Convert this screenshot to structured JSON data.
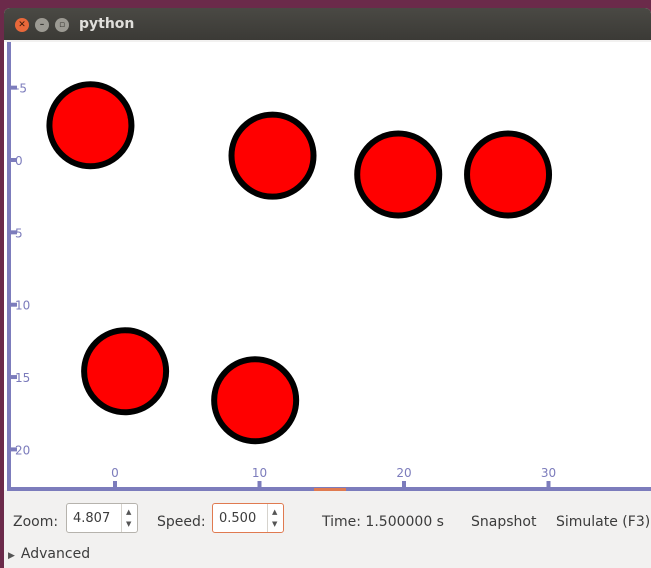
{
  "window": {
    "title": "python"
  },
  "plot": {
    "x_ticks": [
      "0",
      "10",
      "20",
      "30"
    ],
    "y_ticks": [
      "-5",
      "0",
      "5",
      "10",
      "15",
      "20"
    ]
  },
  "chart_data": {
    "type": "scatter",
    "x_ticks": [
      0,
      10,
      20,
      30
    ],
    "y_ticks": [
      -5,
      0,
      5,
      10,
      15,
      20
    ],
    "xlim": [
      -8,
      37
    ],
    "ylim": [
      -7,
      22
    ],
    "y_inverted": true,
    "marker_color": "#ff0000",
    "marker_edge_color": "#000000",
    "points": [
      {
        "x": -1.7,
        "y": -2.4
      },
      {
        "x": 10.9,
        "y": -0.3
      },
      {
        "x": 19.6,
        "y": 1.0
      },
      {
        "x": 27.2,
        "y": 1.0
      },
      {
        "x": 0.7,
        "y": 14.6
      },
      {
        "x": 9.7,
        "y": 16.6
      }
    ]
  },
  "controls": {
    "zoom_label": "Zoom:",
    "zoom_value": "4.807",
    "speed_label": "Speed:",
    "speed_value": "0.500",
    "time_label": "Time: 1.500000 s",
    "snapshot_label": "Snapshot",
    "simulate_label": "Simulate (F3)",
    "advanced_label": "Advanced"
  },
  "colors": {
    "axis": "#7c7cbc",
    "accent": "#e07a50",
    "marker": "#ff0000"
  }
}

# [WHAT THIS TASK INVOLVES]
Every record is to be reproduced exactly, with no pictures included.

# [THE RESULT]
Convert this screenshot to structured JSON data.
{
  "window": {
    "title": "python"
  },
  "plot": {
    "x_ticks": [
      "0",
      "10",
      "20",
      "30"
    ],
    "y_ticks": [
      "-5",
      "0",
      "5",
      "10",
      "15",
      "20"
    ]
  },
  "chart_data": {
    "type": "scatter",
    "x_ticks": [
      0,
      10,
      20,
      30
    ],
    "y_ticks": [
      -5,
      0,
      5,
      10,
      15,
      20
    ],
    "xlim": [
      -8,
      37
    ],
    "ylim": [
      -7,
      22
    ],
    "y_inverted": true,
    "marker_color": "#ff0000",
    "marker_edge_color": "#000000",
    "points": [
      {
        "x": -1.7,
        "y": -2.4
      },
      {
        "x": 10.9,
        "y": -0.3
      },
      {
        "x": 19.6,
        "y": 1.0
      },
      {
        "x": 27.2,
        "y": 1.0
      },
      {
        "x": 0.7,
        "y": 14.6
      },
      {
        "x": 9.7,
        "y": 16.6
      }
    ]
  },
  "controls": {
    "zoom_label": "Zoom:",
    "zoom_value": "4.807",
    "speed_label": "Speed:",
    "speed_value": "0.500",
    "time_label": "Time: 1.500000 s",
    "snapshot_label": "Snapshot",
    "simulate_label": "Simulate (F3)",
    "advanced_label": "Advanced"
  },
  "colors": {
    "axis": "#7c7cbc",
    "accent": "#e07a50",
    "marker": "#ff0000"
  }
}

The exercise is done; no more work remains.